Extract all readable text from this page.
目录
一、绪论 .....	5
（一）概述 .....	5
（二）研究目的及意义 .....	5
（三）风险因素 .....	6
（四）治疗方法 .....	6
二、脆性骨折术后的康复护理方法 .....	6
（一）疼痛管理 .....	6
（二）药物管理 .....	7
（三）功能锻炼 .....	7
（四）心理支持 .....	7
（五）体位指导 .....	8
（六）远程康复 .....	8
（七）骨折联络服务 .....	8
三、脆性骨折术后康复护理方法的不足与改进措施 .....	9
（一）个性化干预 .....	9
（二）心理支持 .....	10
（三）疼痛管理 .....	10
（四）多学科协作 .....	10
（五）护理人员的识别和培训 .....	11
____
Would you copy out each line exactly as written?

Extract all readable text from this page.
目录
一、绪论 .....	5
（一）概述 .....	5
（二）研究目的及意义 .....	5
（三）风险因素 .....	6
（四）治疗方法 .....	6
二、脆性骨折术后的康复护理方法 .....	6
（一）疼痛管理 .....	6
（二）药物管理 .....	7
（三）功能锻炼 .....	7
（四）心理支持 .....	7
（五）体位指导 .....	8
（六）远程康复 .....	8
（七）骨折联络服务 .....	8
三、脆性骨折术后康复护理方法的不足与改进措施 .....	9
（一）个性化干预 .....	9
（二）心理支持 .....	10
（三）疼痛管理 .....	10
（四）多学科协作 .....	10
（五）护理人员的识别和培训 .....	11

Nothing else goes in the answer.